Make an exact transcription of the material, leaving out all images.

Stored records
::::::::
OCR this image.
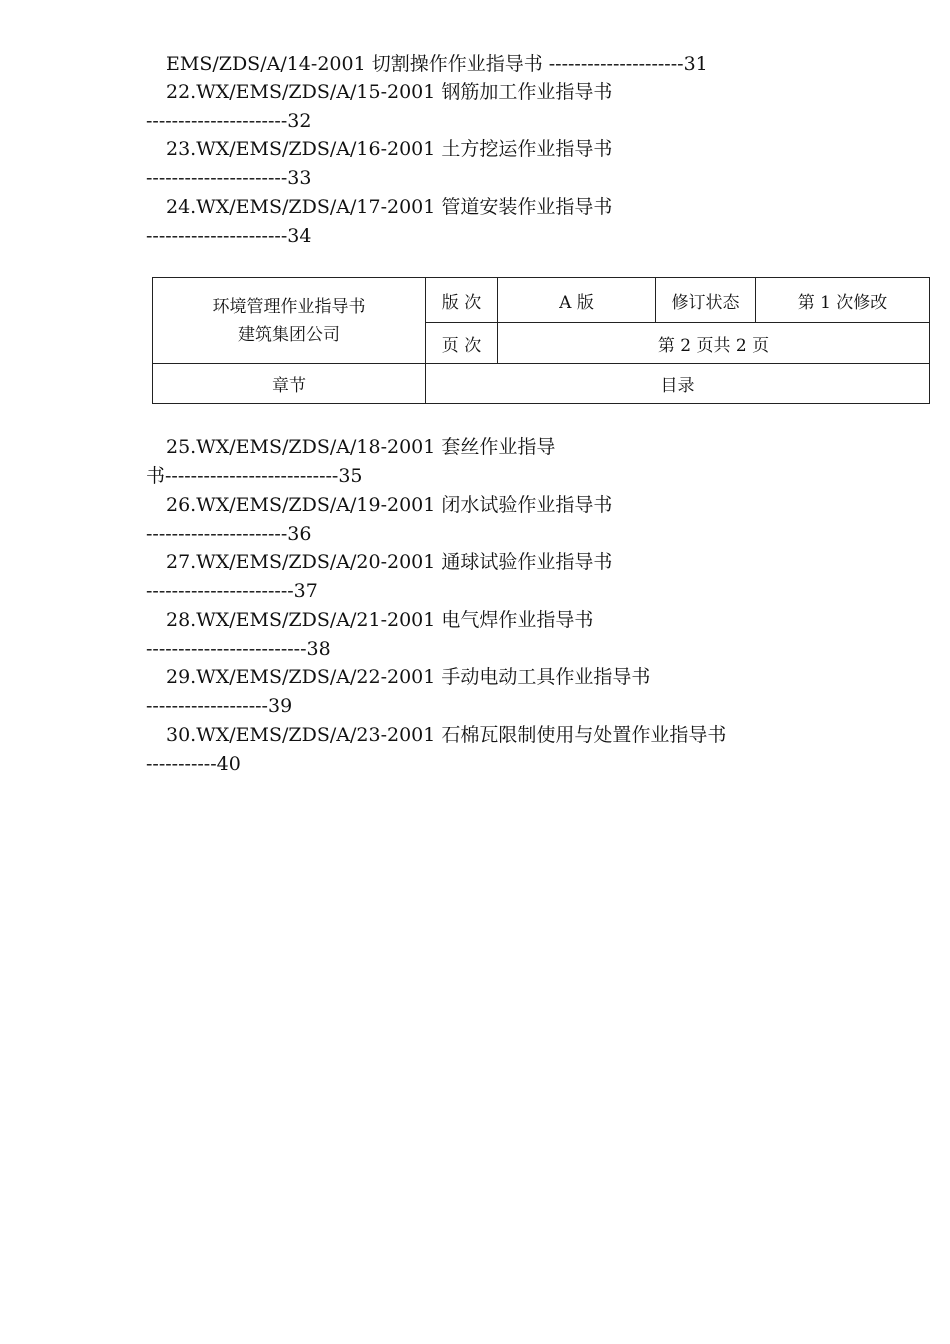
EMS/ZDS/A/14-2001 切割操作作业指导书 ---------------------31
22.WX/EMS/ZDS/A/15-2001 钢筋加工作业指导书
----------------------32
23.WX/EMS/ZDS/A/16-2001 土方挖运作业指导书
----------------------33
24.WX/EMS/ZDS/A/17-2001 管道安装作业指导书
----------------------34
环境管理作业指导书
建筑集团公司	版 次	A 版	修订状态	第 1 次修改
	页 次	第 2 页共 2 页		
章节	目录			
25.WX/EMS/ZDS/A/18-2001 套丝作业指导
书---------------------------35
26.WX/EMS/ZDS/A/19-2001 闭水试验作业指导书
----------------------36
27.WX/EMS/ZDS/A/20-2001 通球试验作业指导书
-----------------------37
28.WX/EMS/ZDS/A/21-2001 电气焊作业指导书
-------------------------38
29.WX/EMS/ZDS/A/22-2001 手动电动工具作业指导书
-------------------39
30.WX/EMS/ZDS/A/23-2001 石棉瓦限制使用与处置作业指导书
-----------40
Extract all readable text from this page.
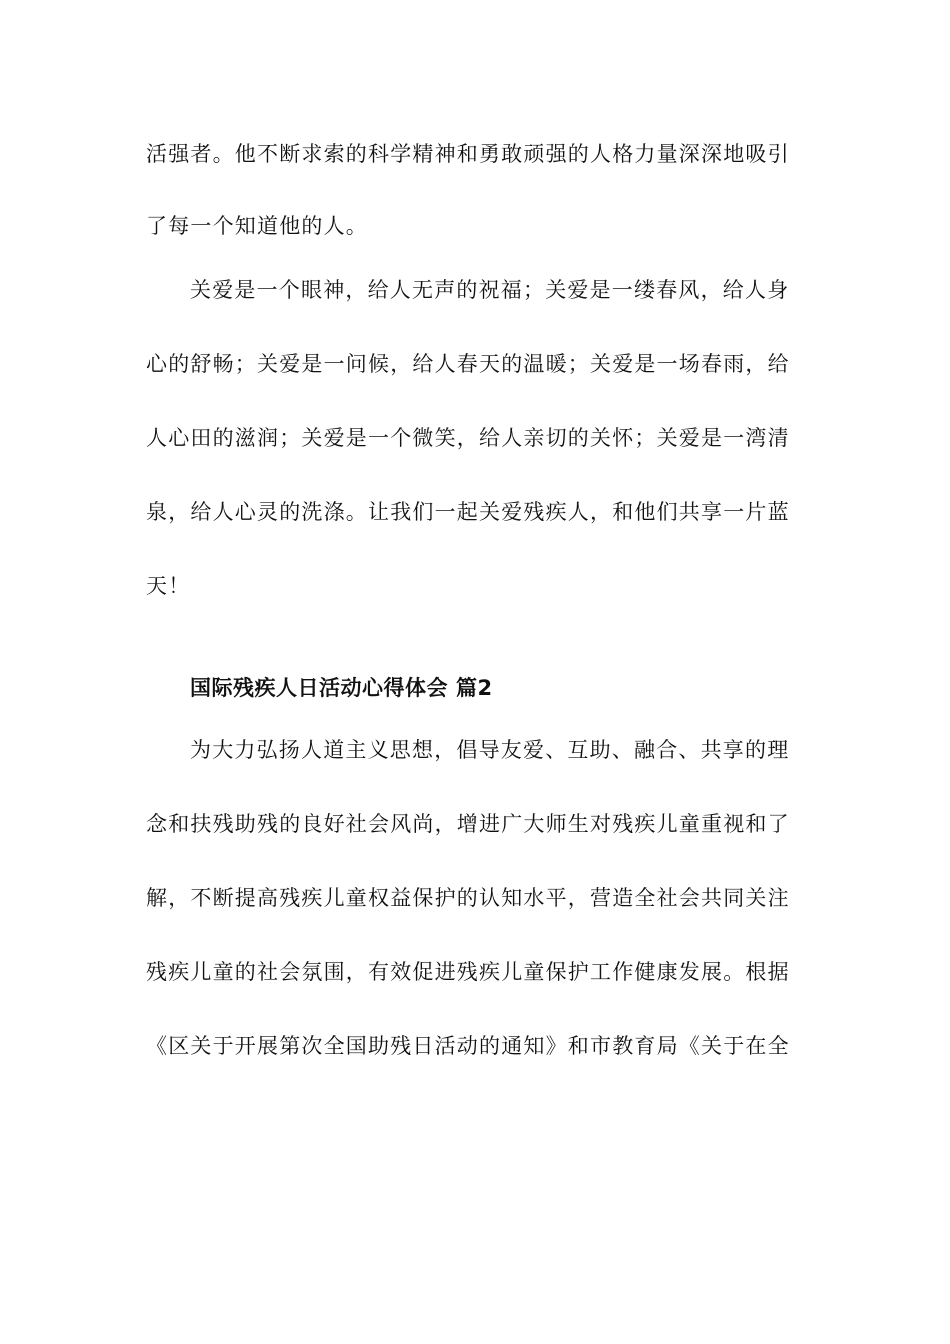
活强者。他不断求索的科学精神和勇敢顽强的人格力量深深地吸引
了每一个知道他的人。
关爱是一个眼神，给人无声的祝福；关爱是一缕春风，给人身
心的舒畅；关爱是一问候，给人春天的温暖；关爱是一场春雨，给
人心田的滋润；关爱是一个微笑，给人亲切的关怀；关爱是一湾清
泉，给人心灵的洗涤。让我们一起关爱残疾人，和他们共享一片蓝
天！
国际残疾人日活动心得体会 篇2
为大力弘扬人道主义思想，倡导友爱、互助、融合、共享的理
念和扶残助残的良好社会风尚，增进广大师生对残疾儿童重视和了
解，不断提高残疾儿童权益保护的认知水平，营造全社会共同关注
残疾儿童的社会氛围，有效促进残疾儿童保护工作健康发展。根据
《区关于开展第次全国助残日活动的通知》和市教育局《关于在全
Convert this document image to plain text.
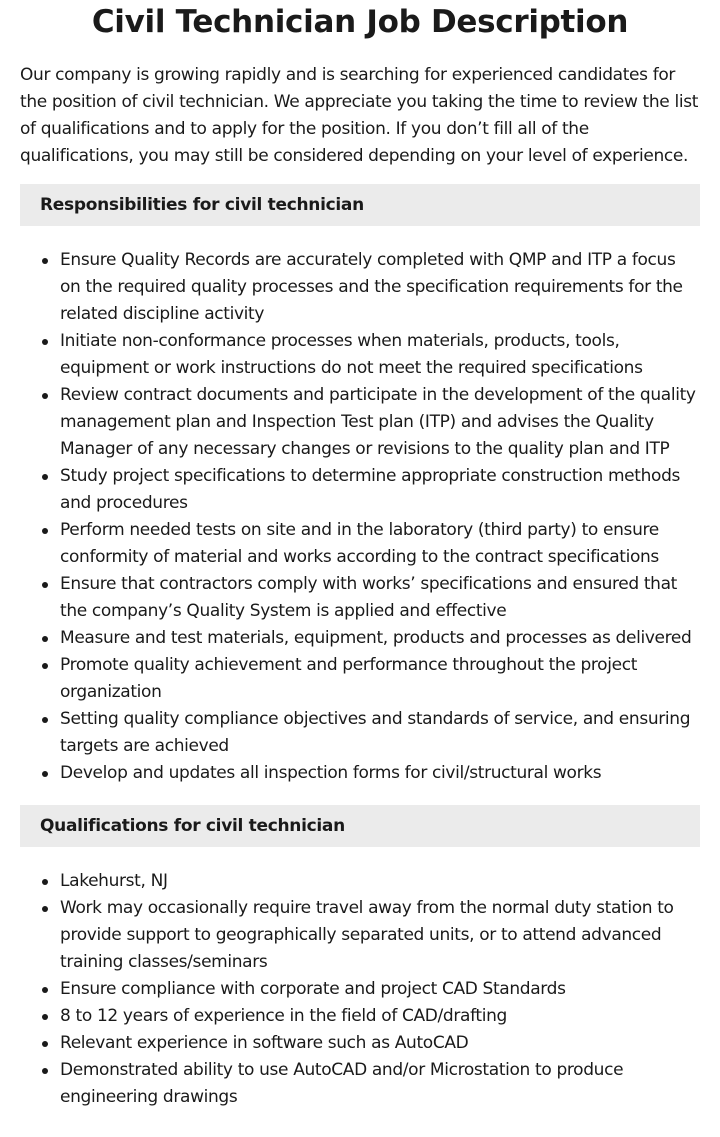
Civil Technician Job Description

Our company is growing rapidly and is searching for experienced candidates for the position of civil technician. We appreciate you taking the time to review the list of qualifications and to apply for the position. If you don’t fill all of the qualifications, you may still be considered depending on your level of experience.

Responsibilities for civil technician
Ensure Quality Records are accurately completed with QMP and ITP a focus on the required quality processes and the specification requirements for the related discipline activity
Initiate non-conformance processes when materials, products, tools, equipment or work instructions do not meet the required specifications
Review contract documents and participate in the development of the quality management plan and Inspection Test plan (ITP) and advises the Quality Manager of any necessary changes or revisions to the quality plan and ITP
Study project specifications to determine appropriate construction methods and procedures
Perform needed tests on site and in the laboratory (third party) to ensure conformity of material and works according to the contract specifications
Ensure that contractors comply with works’ specifications and ensured that the company’s Quality System is applied and effective
Measure and test materials, equipment, products and processes as delivered
Promote quality achievement and performance throughout the project organization
Setting quality compliance objectives and standards of service, and ensuring targets are achieved
Develop and updates all inspection forms for civil/structural works
Qualifications for civil technician
Lakehurst, NJ
Work may occasionally require travel away from the normal duty station to provide support to geographically separated units, or to attend advanced training classes/seminars
Ensure compliance with corporate and project CAD Standards
8 to 12 years of experience in the field of CAD/drafting
Relevant experience in software such as AutoCAD
Demonstrated ability to use AutoCAD and/or Microstation to produce engineering drawings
::::::::
COMPLETED TASK:
OCR this image.
EMS/ZDS/A/14-2001 切割操作作业指导书 ---------------------31
22.WX/EMS/ZDS/A/15-2001 钢筋加工作业指导书
----------------------32
23.WX/EMS/ZDS/A/16-2001 土方挖运作业指导书
----------------------33
24.WX/EMS/ZDS/A/17-2001 管道安装作业指导书
----------------------34
环境管理作业指导书
建筑集团公司	版 次	A 版	修订状态	第 1 次修改
	页 次	第 2 页共 2 页		
章节	目录			
25.WX/EMS/ZDS/A/18-2001 套丝作业指导
书---------------------------35
26.WX/EMS/ZDS/A/19-2001 闭水试验作业指导书
----------------------36
27.WX/EMS/ZDS/A/20-2001 通球试验作业指导书
-----------------------37
28.WX/EMS/ZDS/A/21-2001 电气焊作业指导书
-------------------------38
29.WX/EMS/ZDS/A/22-2001 手动电动工具作业指导书
-------------------39
30.WX/EMS/ZDS/A/23-2001 石棉瓦限制使用与处置作业指导书
-----------40
Extract all readable text from this page.
活强者。他不断求索的科学精神和勇敢顽强的人格力量深深地吸引
了每一个知道他的人。
关爱是一个眼神，给人无声的祝福；关爱是一缕春风，给人身
心的舒畅；关爱是一问候，给人春天的温暖；关爱是一场春雨，给
人心田的滋润；关爱是一个微笑，给人亲切的关怀；关爱是一湾清
泉，给人心灵的洗涤。让我们一起关爱残疾人，和他们共享一片蓝
天！
国际残疾人日活动心得体会 篇2
为大力弘扬人道主义思想，倡导友爱、互助、融合、共享的理
念和扶残助残的良好社会风尚，增进广大师生对残疾儿童重视和了
解，不断提高残疾儿童权益保护的认知水平，营造全社会共同关注
残疾儿童的社会氛围，有效促进残疾儿童保护工作健康发展。根据
《区关于开展第次全国助残日活动的通知》和市教育局《关于在全
Convert this document image to plain text.
Civil Technician Job Description

Our company is growing rapidly and is searching for experienced candidates for the position of civil technician. We appreciate you taking the time to review the list of qualifications and to apply for the position. If you don’t fill all of the qualifications, you may still be considered depending on your level of experience.

Responsibilities for civil technician
Ensure Quality Records are accurately completed with QMP and ITP a focus on the required quality processes and the specification requirements for the related discipline activity
Initiate non-conformance processes when materials, products, tools, equipment or work instructions do not meet the required specifications
Review contract documents and participate in the development of the quality management plan and Inspection Test plan (ITP) and advises the Quality Manager of any necessary changes or revisions to the quality plan and ITP
Study project specifications to determine appropriate construction methods and procedures
Perform needed tests on site and in the laboratory (third party) to ensure conformity of material and works according to the contract specifications
Ensure that contractors comply with works’ specifications and ensured that the company’s Quality System is applied and effective
Measure and test materials, equipment, products and processes as delivered
Promote quality achievement and performance throughout the project organization
Setting quality compliance objectives and standards of service, and ensuring targets are achieved
Develop and updates all inspection forms for civil/structural works
Qualifications for civil technician
Lakehurst, NJ
Work may occasionally require travel away from the normal duty station to provide support to geographically separated units, or to attend advanced training classes/seminars
Ensure compliance with corporate and project CAD Standards
8 to 12 years of experience in the field of CAD/drafting
Relevant experience in software such as AutoCAD
Demonstrated ability to use AutoCAD and/or Microstation to produce engineering drawings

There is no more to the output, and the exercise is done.